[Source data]
+===+
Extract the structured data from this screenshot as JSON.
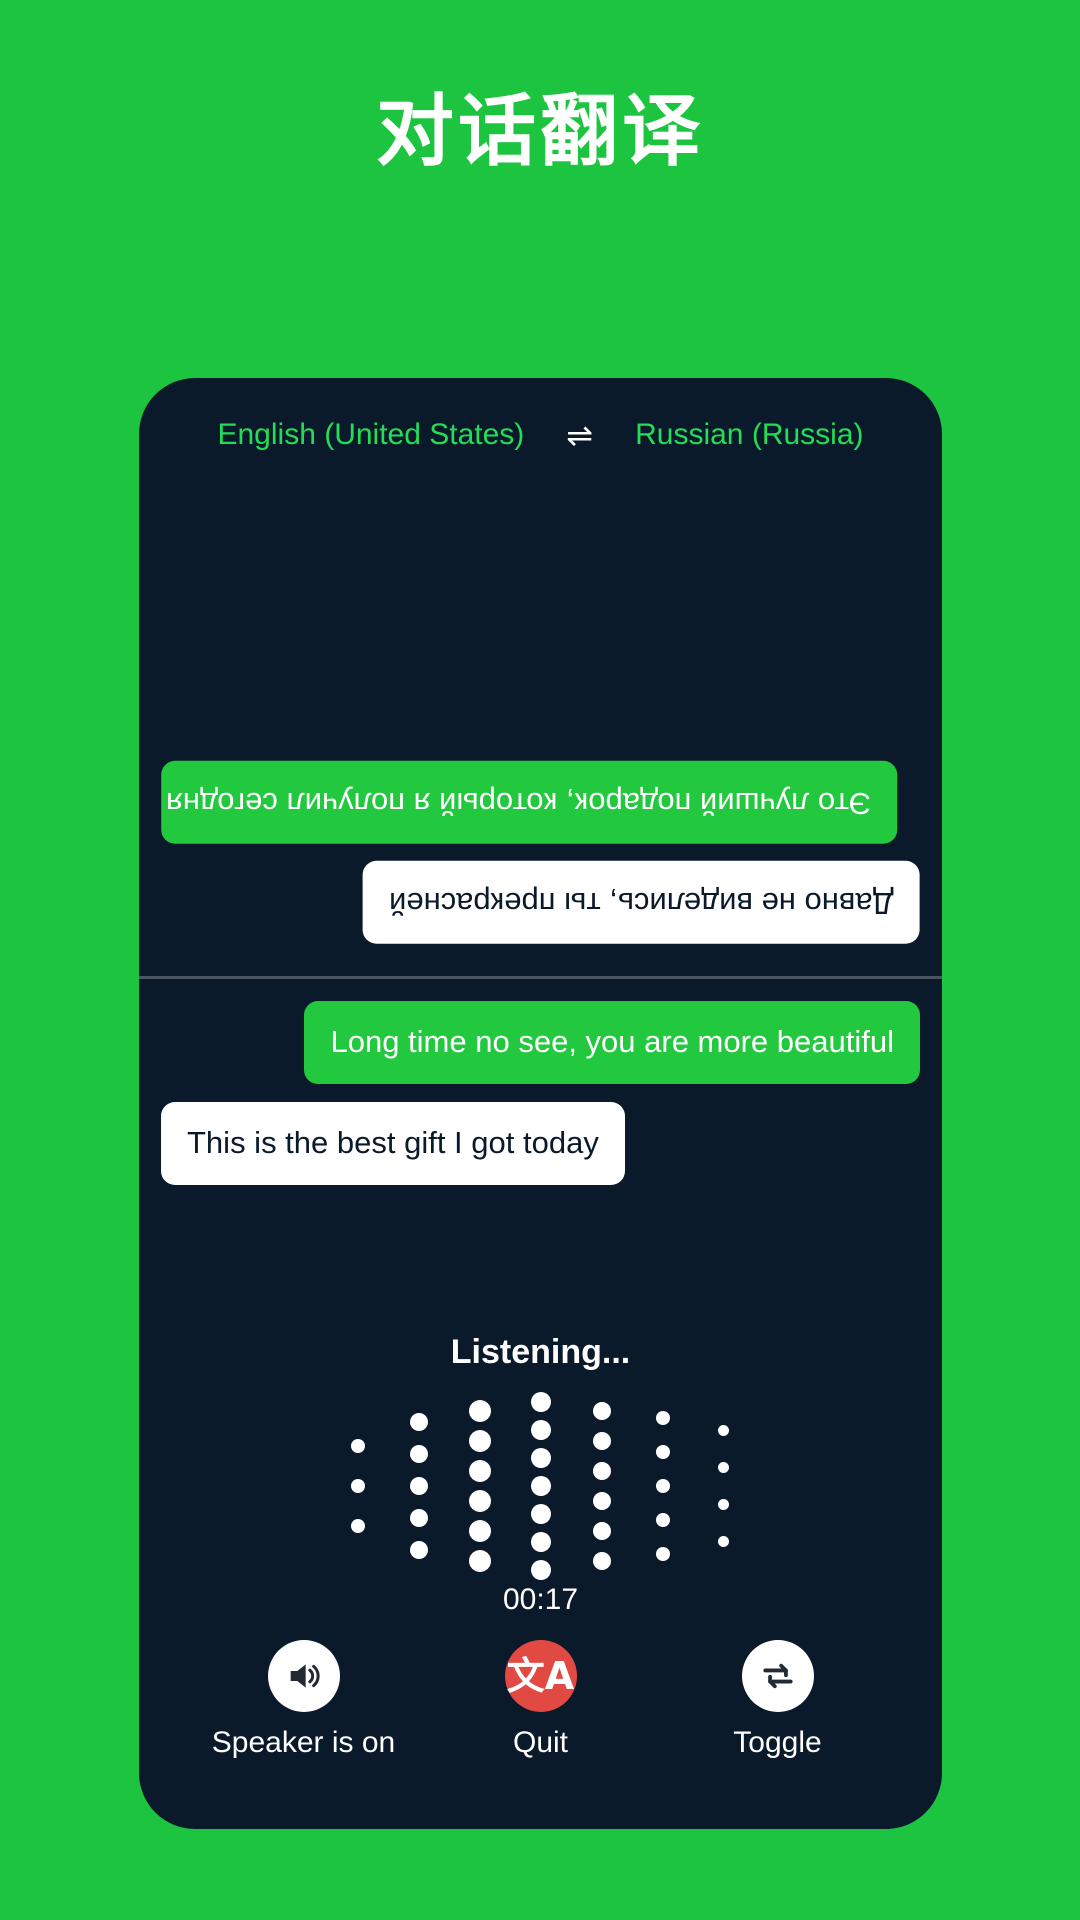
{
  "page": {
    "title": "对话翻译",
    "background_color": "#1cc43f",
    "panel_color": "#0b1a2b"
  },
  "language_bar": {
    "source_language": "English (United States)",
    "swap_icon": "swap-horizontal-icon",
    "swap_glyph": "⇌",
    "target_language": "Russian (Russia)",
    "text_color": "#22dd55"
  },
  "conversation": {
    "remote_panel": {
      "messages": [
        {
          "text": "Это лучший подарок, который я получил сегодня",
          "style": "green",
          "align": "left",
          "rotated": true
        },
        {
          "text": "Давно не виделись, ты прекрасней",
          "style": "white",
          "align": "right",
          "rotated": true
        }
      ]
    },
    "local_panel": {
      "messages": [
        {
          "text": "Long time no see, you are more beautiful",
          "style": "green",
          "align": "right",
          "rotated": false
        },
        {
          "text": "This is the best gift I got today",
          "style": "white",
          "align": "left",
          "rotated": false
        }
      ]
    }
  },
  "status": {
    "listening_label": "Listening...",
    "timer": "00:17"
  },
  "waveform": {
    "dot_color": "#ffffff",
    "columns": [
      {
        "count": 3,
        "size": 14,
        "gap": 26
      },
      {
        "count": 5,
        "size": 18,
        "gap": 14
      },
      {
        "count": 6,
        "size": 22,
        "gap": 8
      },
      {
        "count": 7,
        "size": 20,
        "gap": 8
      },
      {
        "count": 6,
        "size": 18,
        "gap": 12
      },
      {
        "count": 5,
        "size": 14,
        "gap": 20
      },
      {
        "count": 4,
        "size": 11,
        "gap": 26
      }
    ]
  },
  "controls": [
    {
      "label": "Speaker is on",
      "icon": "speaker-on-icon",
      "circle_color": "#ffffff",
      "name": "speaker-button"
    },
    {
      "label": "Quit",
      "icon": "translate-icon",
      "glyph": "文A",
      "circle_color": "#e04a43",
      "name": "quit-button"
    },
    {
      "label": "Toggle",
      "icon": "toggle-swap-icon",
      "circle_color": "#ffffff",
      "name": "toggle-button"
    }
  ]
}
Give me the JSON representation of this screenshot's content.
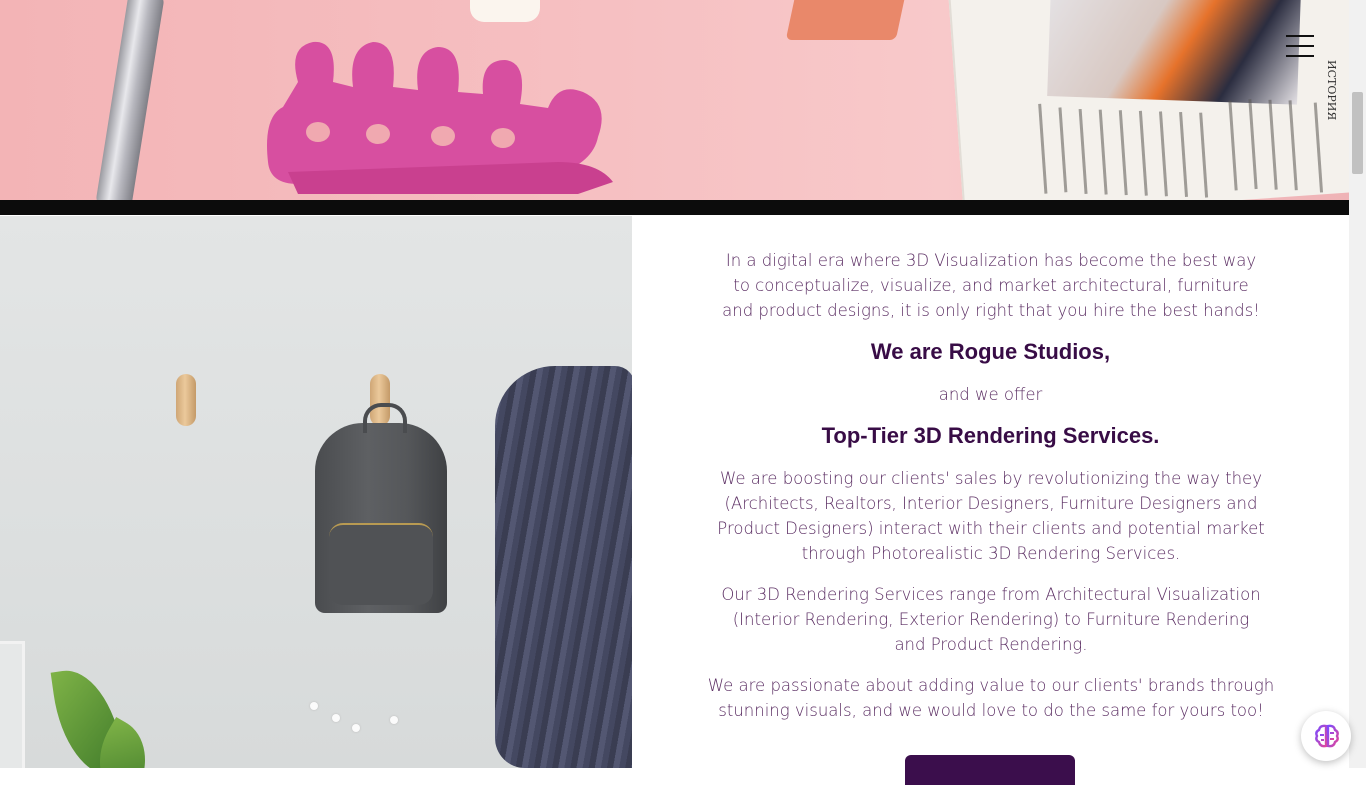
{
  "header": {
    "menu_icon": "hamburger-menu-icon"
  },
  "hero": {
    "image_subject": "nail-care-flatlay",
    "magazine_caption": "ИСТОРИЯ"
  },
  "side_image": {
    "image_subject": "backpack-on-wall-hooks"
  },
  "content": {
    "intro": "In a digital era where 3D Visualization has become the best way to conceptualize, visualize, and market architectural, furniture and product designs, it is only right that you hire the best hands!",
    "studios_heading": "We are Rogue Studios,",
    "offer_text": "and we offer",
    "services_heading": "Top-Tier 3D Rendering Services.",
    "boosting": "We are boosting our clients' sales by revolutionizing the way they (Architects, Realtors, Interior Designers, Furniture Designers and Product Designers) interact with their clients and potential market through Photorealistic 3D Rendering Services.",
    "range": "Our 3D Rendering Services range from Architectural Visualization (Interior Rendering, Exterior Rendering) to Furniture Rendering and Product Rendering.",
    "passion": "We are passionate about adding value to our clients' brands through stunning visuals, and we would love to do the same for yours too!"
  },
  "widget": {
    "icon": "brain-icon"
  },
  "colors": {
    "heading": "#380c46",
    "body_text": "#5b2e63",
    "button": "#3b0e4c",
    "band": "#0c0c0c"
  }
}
+===+
* What you need to do *
Output the data above without changes, apart from leaving out the pictures.

* Full response *
Extract the structured data from this screenshot as JSON.
{
  "page": {
    "title": "对话翻译",
    "background_color": "#1cc43f",
    "panel_color": "#0b1a2b"
  },
  "language_bar": {
    "source_language": "English (United States)",
    "swap_icon": "swap-horizontal-icon",
    "swap_glyph": "⇌",
    "target_language": "Russian (Russia)",
    "text_color": "#22dd55"
  },
  "conversation": {
    "remote_panel": {
      "messages": [
        {
          "text": "Это лучший подарок, который я получил сегодня",
          "style": "green",
          "align": "left",
          "rotated": true
        },
        {
          "text": "Давно не виделись, ты прекрасней",
          "style": "white",
          "align": "right",
          "rotated": true
        }
      ]
    },
    "local_panel": {
      "messages": [
        {
          "text": "Long time no see, you are more beautiful",
          "style": "green",
          "align": "right",
          "rotated": false
        },
        {
          "text": "This is the best gift I got today",
          "style": "white",
          "align": "left",
          "rotated": false
        }
      ]
    }
  },
  "status": {
    "listening_label": "Listening...",
    "timer": "00:17"
  },
  "waveform": {
    "dot_color": "#ffffff",
    "columns": [
      {
        "count": 3,
        "size": 14,
        "gap": 26
      },
      {
        "count": 5,
        "size": 18,
        "gap": 14
      },
      {
        "count": 6,
        "size": 22,
        "gap": 8
      },
      {
        "count": 7,
        "size": 20,
        "gap": 8
      },
      {
        "count": 6,
        "size": 18,
        "gap": 12
      },
      {
        "count": 5,
        "size": 14,
        "gap": 20
      },
      {
        "count": 4,
        "size": 11,
        "gap": 26
      }
    ]
  },
  "controls": [
    {
      "label": "Speaker is on",
      "icon": "speaker-on-icon",
      "circle_color": "#ffffff",
      "name": "speaker-button"
    },
    {
      "label": "Quit",
      "icon": "translate-icon",
      "glyph": "文A",
      "circle_color": "#e04a43",
      "name": "quit-button"
    },
    {
      "label": "Toggle",
      "icon": "toggle-swap-icon",
      "circle_color": "#ffffff",
      "name": "toggle-button"
    }
  ]
}
Give me the JSON representation of this screenshot's content.
{
  "header": {
    "menu_icon": "hamburger-menu-icon"
  },
  "hero": {
    "image_subject": "nail-care-flatlay",
    "magazine_caption": "ИСТОРИЯ"
  },
  "side_image": {
    "image_subject": "backpack-on-wall-hooks"
  },
  "content": {
    "intro": "In a digital era where 3D Visualization has become the best way to conceptualize, visualize, and market architectural, furniture and product designs, it is only right that you hire the best hands!",
    "studios_heading": "We are Rogue Studios,",
    "offer_text": "and we offer",
    "services_heading": "Top-Tier 3D Rendering Services.",
    "boosting": "We are boosting our clients' sales by revolutionizing the way they (Architects, Realtors, Interior Designers, Furniture Designers and Product Designers) interact with their clients and potential market through Photorealistic 3D Rendering Services.",
    "range": "Our 3D Rendering Services range from Architectural Visualization (Interior Rendering, Exterior Rendering) to Furniture Rendering and Product Rendering.",
    "passion": "We are passionate about adding value to our clients' brands through stunning visuals, and we would love to do the same for yours too!"
  },
  "widget": {
    "icon": "brain-icon"
  },
  "colors": {
    "heading": "#380c46",
    "body_text": "#5b2e63",
    "button": "#3b0e4c",
    "band": "#0c0c0c"
  }
}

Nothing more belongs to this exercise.